Data shown:
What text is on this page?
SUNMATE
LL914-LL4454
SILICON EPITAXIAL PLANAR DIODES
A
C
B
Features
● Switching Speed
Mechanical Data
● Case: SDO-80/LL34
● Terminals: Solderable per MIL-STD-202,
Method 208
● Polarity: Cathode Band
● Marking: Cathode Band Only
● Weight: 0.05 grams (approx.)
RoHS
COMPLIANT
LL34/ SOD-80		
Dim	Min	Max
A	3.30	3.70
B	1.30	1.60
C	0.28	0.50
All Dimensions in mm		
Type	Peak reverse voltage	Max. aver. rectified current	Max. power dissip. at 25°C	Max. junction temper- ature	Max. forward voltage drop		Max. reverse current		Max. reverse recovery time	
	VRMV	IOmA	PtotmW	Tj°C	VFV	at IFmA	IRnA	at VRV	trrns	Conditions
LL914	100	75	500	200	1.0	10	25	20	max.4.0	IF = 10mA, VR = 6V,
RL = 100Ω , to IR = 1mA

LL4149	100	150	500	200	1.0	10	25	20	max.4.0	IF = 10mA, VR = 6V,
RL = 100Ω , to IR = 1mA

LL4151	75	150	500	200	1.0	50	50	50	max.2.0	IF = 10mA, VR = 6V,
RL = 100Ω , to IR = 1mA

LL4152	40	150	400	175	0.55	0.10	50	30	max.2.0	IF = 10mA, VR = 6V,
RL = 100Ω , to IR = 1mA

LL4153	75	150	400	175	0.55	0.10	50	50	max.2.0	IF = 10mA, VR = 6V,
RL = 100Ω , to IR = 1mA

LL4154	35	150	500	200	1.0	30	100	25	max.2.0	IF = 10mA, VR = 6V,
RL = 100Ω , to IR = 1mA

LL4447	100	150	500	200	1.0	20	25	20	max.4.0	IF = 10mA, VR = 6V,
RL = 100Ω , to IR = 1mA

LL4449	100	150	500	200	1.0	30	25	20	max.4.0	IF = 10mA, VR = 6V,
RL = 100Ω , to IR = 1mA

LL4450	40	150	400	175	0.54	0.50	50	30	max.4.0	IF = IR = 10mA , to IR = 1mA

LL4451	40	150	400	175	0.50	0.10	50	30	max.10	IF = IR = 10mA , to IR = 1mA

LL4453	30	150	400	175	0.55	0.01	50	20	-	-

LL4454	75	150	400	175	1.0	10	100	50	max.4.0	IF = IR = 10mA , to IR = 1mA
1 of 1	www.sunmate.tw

What you will do:
Pick out the lines above containing the word "Cathode", then copy them.

Result for this exercise:
● Polarity: Cathode Band
● Marking: Cathode Band Only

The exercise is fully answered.